== INSTRUCTIONS TO FOLLOW ==
Please output the lines shown below exactly as they appear.

# TASK DATA start

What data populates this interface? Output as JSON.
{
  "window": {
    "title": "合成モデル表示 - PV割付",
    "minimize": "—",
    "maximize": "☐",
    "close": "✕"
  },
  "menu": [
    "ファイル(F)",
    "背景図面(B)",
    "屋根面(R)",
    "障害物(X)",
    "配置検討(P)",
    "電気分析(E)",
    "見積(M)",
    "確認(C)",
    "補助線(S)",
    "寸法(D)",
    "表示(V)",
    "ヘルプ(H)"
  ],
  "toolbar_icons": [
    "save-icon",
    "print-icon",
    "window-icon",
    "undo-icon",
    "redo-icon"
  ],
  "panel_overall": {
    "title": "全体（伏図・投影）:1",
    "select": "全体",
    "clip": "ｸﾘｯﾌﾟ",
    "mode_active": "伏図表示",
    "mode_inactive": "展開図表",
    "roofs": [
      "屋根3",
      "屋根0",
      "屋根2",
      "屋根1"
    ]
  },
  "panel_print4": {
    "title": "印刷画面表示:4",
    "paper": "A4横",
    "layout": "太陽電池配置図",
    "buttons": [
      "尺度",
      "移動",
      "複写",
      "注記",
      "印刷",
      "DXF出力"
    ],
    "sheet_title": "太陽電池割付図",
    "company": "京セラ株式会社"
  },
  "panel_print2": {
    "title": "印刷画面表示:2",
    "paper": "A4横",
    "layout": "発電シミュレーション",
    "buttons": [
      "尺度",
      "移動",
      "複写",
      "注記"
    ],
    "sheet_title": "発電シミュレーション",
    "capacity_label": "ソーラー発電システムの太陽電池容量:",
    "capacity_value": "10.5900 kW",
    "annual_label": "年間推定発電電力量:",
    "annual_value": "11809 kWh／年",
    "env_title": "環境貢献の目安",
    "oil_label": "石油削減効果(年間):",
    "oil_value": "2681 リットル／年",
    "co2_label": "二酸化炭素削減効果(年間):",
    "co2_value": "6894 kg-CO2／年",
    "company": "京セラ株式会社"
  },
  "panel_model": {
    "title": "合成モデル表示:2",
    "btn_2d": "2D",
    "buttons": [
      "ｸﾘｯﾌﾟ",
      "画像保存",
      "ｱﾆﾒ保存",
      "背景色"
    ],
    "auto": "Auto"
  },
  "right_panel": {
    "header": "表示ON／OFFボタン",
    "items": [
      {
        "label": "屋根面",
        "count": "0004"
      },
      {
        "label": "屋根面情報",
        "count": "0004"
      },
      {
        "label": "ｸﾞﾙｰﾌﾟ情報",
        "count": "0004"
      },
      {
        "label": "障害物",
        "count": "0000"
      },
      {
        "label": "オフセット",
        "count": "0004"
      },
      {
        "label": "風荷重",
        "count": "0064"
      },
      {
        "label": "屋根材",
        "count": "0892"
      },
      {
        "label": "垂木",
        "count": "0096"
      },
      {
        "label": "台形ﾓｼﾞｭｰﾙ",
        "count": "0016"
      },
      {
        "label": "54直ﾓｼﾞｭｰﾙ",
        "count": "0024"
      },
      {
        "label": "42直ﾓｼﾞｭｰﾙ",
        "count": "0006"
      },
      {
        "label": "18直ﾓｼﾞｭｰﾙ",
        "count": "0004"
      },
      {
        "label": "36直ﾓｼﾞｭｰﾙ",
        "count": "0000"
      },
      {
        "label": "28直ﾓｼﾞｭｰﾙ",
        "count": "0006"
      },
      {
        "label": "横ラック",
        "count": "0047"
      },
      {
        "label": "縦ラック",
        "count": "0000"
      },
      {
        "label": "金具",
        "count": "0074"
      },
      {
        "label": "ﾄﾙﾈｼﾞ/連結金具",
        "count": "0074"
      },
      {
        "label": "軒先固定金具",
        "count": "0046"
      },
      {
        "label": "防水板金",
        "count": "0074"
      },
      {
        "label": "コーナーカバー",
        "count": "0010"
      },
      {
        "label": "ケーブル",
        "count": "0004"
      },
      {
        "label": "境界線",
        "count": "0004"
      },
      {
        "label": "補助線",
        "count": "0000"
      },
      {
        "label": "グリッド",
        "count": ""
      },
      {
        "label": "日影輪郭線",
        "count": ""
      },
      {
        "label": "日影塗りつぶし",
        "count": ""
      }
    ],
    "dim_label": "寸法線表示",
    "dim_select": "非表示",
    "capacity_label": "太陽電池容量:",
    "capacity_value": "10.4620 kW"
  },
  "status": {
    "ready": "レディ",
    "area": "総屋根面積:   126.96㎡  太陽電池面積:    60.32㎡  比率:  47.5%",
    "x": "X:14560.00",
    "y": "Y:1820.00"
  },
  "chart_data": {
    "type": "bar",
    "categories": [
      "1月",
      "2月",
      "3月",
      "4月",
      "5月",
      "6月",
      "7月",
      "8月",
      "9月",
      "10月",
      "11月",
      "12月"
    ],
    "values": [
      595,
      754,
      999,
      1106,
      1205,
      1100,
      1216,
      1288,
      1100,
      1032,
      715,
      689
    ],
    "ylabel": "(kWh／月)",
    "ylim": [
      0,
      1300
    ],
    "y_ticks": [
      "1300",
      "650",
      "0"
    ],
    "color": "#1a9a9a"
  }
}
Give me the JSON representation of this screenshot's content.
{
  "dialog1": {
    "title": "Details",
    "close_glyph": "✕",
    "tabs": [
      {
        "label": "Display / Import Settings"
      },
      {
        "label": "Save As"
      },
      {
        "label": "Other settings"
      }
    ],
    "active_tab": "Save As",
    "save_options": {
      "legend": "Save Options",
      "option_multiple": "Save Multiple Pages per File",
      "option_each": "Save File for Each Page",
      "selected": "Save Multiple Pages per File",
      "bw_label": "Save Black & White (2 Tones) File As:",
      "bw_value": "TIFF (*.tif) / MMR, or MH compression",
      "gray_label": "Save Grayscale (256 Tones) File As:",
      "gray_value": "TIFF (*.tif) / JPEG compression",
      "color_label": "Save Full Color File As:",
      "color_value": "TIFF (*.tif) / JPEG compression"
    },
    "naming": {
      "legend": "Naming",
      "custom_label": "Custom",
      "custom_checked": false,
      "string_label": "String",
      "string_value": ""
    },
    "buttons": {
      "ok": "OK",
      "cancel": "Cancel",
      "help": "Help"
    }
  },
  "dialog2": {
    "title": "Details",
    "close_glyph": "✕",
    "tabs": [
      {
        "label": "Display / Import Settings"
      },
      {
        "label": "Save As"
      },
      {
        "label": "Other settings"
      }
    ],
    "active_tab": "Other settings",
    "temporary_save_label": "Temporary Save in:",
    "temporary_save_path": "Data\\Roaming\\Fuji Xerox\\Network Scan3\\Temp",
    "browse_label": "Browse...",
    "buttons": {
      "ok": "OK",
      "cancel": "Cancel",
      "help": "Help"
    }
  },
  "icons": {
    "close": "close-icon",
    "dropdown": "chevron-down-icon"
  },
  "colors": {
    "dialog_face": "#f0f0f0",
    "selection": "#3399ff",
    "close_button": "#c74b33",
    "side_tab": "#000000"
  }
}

# TASK DATA end

== COMPLETE OUTPUT ==
What data populates this interface? Output as JSON.
{
  "window": {
    "title": "合成モデル表示 - PV割付",
    "minimize": "—",
    "maximize": "☐",
    "close": "✕"
  },
  "menu": [
    "ファイル(F)",
    "背景図面(B)",
    "屋根面(R)",
    "障害物(X)",
    "配置検討(P)",
    "電気分析(E)",
    "見積(M)",
    "確認(C)",
    "補助線(S)",
    "寸法(D)",
    "表示(V)",
    "ヘルプ(H)"
  ],
  "toolbar_icons": [
    "save-icon",
    "print-icon",
    "window-icon",
    "undo-icon",
    "redo-icon"
  ],
  "panel_overall": {
    "title": "全体（伏図・投影）:1",
    "select": "全体",
    "clip": "ｸﾘｯﾌﾟ",
    "mode_active": "伏図表示",
    "mode_inactive": "展開図表",
    "roofs": [
      "屋根3",
      "屋根0",
      "屋根2",
      "屋根1"
    ]
  },
  "panel_print4": {
    "title": "印刷画面表示:4",
    "paper": "A4横",
    "layout": "太陽電池配置図",
    "buttons": [
      "尺度",
      "移動",
      "複写",
      "注記",
      "印刷",
      "DXF出力"
    ],
    "sheet_title": "太陽電池割付図",
    "company": "京セラ株式会社"
  },
  "panel_print2": {
    "title": "印刷画面表示:2",
    "paper": "A4横",
    "layout": "発電シミュレーション",
    "buttons": [
      "尺度",
      "移動",
      "複写",
      "注記"
    ],
    "sheet_title": "発電シミュレーション",
    "capacity_label": "ソーラー発電システムの太陽電池容量:",
    "capacity_value": "10.5900 kW",
    "annual_label": "年間推定発電電力量:",
    "annual_value": "11809 kWh／年",
    "env_title": "環境貢献の目安",
    "oil_label": "石油削減効果(年間):",
    "oil_value": "2681 リットル／年",
    "co2_label": "二酸化炭素削減効果(年間):",
    "co2_value": "6894 kg-CO2／年",
    "company": "京セラ株式会社"
  },
  "panel_model": {
    "title": "合成モデル表示:2",
    "btn_2d": "2D",
    "buttons": [
      "ｸﾘｯﾌﾟ",
      "画像保存",
      "ｱﾆﾒ保存",
      "背景色"
    ],
    "auto": "Auto"
  },
  "right_panel": {
    "header": "表示ON／OFFボタン",
    "items": [
      {
        "label": "屋根面",
        "count": "0004"
      },
      {
        "label": "屋根面情報",
        "count": "0004"
      },
      {
        "label": "ｸﾞﾙｰﾌﾟ情報",
        "count": "0004"
      },
      {
        "label": "障害物",
        "count": "0000"
      },
      {
        "label": "オフセット",
        "count": "0004"
      },
      {
        "label": "風荷重",
        "count": "0064"
      },
      {
        "label": "屋根材",
        "count": "0892"
      },
      {
        "label": "垂木",
        "count": "0096"
      },
      {
        "label": "台形ﾓｼﾞｭｰﾙ",
        "count": "0016"
      },
      {
        "label": "54直ﾓｼﾞｭｰﾙ",
        "count": "0024"
      },
      {
        "label": "42直ﾓｼﾞｭｰﾙ",
        "count": "0006"
      },
      {
        "label": "18直ﾓｼﾞｭｰﾙ",
        "count": "0004"
      },
      {
        "label": "36直ﾓｼﾞｭｰﾙ",
        "count": "0000"
      },
      {
        "label": "28直ﾓｼﾞｭｰﾙ",
        "count": "0006"
      },
      {
        "label": "横ラック",
        "count": "0047"
      },
      {
        "label": "縦ラック",
        "count": "0000"
      },
      {
        "label": "金具",
        "count": "0074"
      },
      {
        "label": "ﾄﾙﾈｼﾞ/連結金具",
        "count": "0074"
      },
      {
        "label": "軒先固定金具",
        "count": "0046"
      },
      {
        "label": "防水板金",
        "count": "0074"
      },
      {
        "label": "コーナーカバー",
        "count": "0010"
      },
      {
        "label": "ケーブル",
        "count": "0004"
      },
      {
        "label": "境界線",
        "count": "0004"
      },
      {
        "label": "補助線",
        "count": "0000"
      },
      {
        "label": "グリッド",
        "count": ""
      },
      {
        "label": "日影輪郭線",
        "count": ""
      },
      {
        "label": "日影塗りつぶし",
        "count": ""
      }
    ],
    "dim_label": "寸法線表示",
    "dim_select": "非表示",
    "capacity_label": "太陽電池容量:",
    "capacity_value": "10.4620 kW"
  },
  "status": {
    "ready": "レディ",
    "area": "総屋根面積:   126.96㎡  太陽電池面積:    60.32㎡  比率:  47.5%",
    "x": "X:14560.00",
    "y": "Y:1820.00"
  },
  "chart_data": {
    "type": "bar",
    "categories": [
      "1月",
      "2月",
      "3月",
      "4月",
      "5月",
      "6月",
      "7月",
      "8月",
      "9月",
      "10月",
      "11月",
      "12月"
    ],
    "values": [
      595,
      754,
      999,
      1106,
      1205,
      1100,
      1216,
      1288,
      1100,
      1032,
      715,
      689
    ],
    "ylabel": "(kWh／月)",
    "ylim": [
      0,
      1300
    ],
    "y_ticks": [
      "1300",
      "650",
      "0"
    ],
    "color": "#1a9a9a"
  }
}
Give me the JSON representation of this screenshot's content.
{
  "dialog1": {
    "title": "Details",
    "close_glyph": "✕",
    "tabs": [
      {
        "label": "Display / Import Settings"
      },
      {
        "label": "Save As"
      },
      {
        "label": "Other settings"
      }
    ],
    "active_tab": "Save As",
    "save_options": {
      "legend": "Save Options",
      "option_multiple": "Save Multiple Pages per File",
      "option_each": "Save File for Each Page",
      "selected": "Save Multiple Pages per File",
      "bw_label": "Save Black & White (2 Tones) File As:",
      "bw_value": "TIFF (*.tif) / MMR, or MH compression",
      "gray_label": "Save Grayscale (256 Tones) File As:",
      "gray_value": "TIFF (*.tif) / JPEG compression",
      "color_label": "Save Full Color File As:",
      "color_value": "TIFF (*.tif) / JPEG compression"
    },
    "naming": {
      "legend": "Naming",
      "custom_label": "Custom",
      "custom_checked": false,
      "string_label": "String",
      "string_value": ""
    },
    "buttons": {
      "ok": "OK",
      "cancel": "Cancel",
      "help": "Help"
    }
  },
  "dialog2": {
    "title": "Details",
    "close_glyph": "✕",
    "tabs": [
      {
        "label": "Display / Import Settings"
      },
      {
        "label": "Save As"
      },
      {
        "label": "Other settings"
      }
    ],
    "active_tab": "Other settings",
    "temporary_save_label": "Temporary Save in:",
    "temporary_save_path": "Data\\Roaming\\Fuji Xerox\\Network Scan3\\Temp",
    "browse_label": "Browse...",
    "buttons": {
      "ok": "OK",
      "cancel": "Cancel",
      "help": "Help"
    }
  },
  "icons": {
    "close": "close-icon",
    "dropdown": "chevron-down-icon"
  },
  "colors": {
    "dialog_face": "#f0f0f0",
    "selection": "#3399ff",
    "close_button": "#c74b33",
    "side_tab": "#000000"
  }
}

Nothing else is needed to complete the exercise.